* What the task requires: Identify the lines that contain the string "rank", then copy each of them.

##### Records for this task

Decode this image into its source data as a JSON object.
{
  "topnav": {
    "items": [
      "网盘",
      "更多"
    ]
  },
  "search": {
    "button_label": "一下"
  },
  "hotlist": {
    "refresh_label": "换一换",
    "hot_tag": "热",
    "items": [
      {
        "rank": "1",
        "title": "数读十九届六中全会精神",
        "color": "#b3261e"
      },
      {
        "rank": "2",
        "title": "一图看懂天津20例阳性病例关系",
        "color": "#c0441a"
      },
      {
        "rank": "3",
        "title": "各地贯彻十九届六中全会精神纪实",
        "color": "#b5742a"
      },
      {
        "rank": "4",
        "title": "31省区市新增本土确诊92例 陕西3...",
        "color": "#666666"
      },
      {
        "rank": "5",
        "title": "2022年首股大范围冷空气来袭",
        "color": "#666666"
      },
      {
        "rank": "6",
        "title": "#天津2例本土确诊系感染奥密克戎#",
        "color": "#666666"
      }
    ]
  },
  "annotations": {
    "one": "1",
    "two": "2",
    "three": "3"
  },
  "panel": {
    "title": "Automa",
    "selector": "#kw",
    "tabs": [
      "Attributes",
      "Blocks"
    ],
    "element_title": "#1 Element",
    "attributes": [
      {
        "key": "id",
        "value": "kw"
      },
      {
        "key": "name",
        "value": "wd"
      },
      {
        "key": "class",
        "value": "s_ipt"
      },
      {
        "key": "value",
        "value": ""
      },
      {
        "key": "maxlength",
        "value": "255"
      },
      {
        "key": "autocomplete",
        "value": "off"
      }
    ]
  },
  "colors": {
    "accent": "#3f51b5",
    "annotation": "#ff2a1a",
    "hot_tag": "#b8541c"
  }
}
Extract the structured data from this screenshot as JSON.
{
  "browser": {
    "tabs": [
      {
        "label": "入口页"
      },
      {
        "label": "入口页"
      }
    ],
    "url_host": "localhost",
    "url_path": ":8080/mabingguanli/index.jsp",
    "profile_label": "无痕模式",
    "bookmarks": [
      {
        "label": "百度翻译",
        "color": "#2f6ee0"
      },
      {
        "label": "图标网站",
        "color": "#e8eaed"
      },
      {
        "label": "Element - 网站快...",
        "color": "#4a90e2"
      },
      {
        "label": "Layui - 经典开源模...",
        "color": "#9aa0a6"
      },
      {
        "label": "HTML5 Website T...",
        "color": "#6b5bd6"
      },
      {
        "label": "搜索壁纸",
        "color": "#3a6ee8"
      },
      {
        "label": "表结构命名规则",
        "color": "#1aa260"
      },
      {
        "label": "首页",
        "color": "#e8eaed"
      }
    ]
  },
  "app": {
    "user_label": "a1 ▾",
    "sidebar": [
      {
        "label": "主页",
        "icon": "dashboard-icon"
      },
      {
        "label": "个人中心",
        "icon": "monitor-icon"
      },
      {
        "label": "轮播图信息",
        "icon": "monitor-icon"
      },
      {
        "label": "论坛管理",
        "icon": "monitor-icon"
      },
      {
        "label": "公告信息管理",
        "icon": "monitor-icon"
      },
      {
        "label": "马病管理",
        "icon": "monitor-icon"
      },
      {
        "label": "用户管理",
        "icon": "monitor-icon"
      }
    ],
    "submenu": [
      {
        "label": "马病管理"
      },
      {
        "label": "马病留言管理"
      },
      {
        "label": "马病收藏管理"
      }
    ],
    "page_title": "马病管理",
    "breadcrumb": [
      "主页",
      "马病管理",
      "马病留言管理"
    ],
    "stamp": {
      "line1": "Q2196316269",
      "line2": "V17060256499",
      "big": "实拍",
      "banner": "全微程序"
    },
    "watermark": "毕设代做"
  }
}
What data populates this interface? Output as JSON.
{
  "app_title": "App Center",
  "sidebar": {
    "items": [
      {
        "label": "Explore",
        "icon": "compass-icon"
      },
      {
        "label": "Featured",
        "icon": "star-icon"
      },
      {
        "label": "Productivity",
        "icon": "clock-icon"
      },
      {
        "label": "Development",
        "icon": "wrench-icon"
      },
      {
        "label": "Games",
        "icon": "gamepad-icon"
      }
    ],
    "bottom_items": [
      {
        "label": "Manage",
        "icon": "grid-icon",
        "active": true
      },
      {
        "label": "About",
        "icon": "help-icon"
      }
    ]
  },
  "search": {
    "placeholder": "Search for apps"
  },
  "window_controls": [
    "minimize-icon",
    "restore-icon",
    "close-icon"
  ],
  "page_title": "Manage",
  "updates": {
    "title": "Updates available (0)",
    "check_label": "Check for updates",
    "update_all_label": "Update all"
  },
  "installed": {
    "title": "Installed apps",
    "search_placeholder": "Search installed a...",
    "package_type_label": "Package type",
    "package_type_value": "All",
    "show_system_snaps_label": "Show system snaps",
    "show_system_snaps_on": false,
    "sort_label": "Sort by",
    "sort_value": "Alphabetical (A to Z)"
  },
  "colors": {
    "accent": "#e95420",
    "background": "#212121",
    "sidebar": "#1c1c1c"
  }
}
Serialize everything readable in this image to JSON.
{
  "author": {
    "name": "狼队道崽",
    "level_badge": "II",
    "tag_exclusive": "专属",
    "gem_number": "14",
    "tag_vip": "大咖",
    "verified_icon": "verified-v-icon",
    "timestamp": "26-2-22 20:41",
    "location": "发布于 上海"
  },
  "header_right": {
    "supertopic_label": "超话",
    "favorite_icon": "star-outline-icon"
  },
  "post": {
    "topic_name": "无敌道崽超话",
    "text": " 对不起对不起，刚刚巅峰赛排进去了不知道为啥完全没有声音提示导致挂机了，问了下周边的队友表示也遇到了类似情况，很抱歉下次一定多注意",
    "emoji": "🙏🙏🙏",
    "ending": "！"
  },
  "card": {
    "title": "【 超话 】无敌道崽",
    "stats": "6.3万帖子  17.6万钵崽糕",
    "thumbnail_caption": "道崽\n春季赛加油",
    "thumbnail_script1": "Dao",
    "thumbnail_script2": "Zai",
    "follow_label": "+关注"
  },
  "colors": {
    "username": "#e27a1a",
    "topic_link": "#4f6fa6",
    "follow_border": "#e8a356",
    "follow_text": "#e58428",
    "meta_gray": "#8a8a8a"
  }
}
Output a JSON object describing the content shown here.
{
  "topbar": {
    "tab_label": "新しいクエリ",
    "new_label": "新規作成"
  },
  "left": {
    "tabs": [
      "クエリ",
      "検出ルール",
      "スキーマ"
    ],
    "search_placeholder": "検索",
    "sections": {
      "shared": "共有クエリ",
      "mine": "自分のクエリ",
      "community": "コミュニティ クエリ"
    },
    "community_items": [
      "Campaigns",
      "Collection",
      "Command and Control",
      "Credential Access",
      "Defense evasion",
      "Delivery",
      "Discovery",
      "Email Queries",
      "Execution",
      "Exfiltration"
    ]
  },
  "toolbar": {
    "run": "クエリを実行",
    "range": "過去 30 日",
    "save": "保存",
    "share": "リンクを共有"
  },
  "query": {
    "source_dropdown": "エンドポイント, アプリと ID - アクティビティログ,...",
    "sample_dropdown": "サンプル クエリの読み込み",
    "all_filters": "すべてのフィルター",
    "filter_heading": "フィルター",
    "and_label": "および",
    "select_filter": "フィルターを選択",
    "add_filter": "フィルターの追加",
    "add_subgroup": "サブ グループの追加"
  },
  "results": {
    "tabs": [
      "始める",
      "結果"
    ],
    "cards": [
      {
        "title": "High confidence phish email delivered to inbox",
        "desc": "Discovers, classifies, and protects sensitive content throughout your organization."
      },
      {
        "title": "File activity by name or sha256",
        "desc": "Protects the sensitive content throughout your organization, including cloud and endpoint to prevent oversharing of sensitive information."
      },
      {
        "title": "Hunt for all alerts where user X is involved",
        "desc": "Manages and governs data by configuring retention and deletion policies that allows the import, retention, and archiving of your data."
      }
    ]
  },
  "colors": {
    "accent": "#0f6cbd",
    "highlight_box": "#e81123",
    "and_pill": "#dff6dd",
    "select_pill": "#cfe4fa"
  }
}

##########

* Result for this task:
        "rank": "1",
        "rank": "2",
        "rank": "3",
        "rank": "4",
        "rank": "5",
        "rank": "6",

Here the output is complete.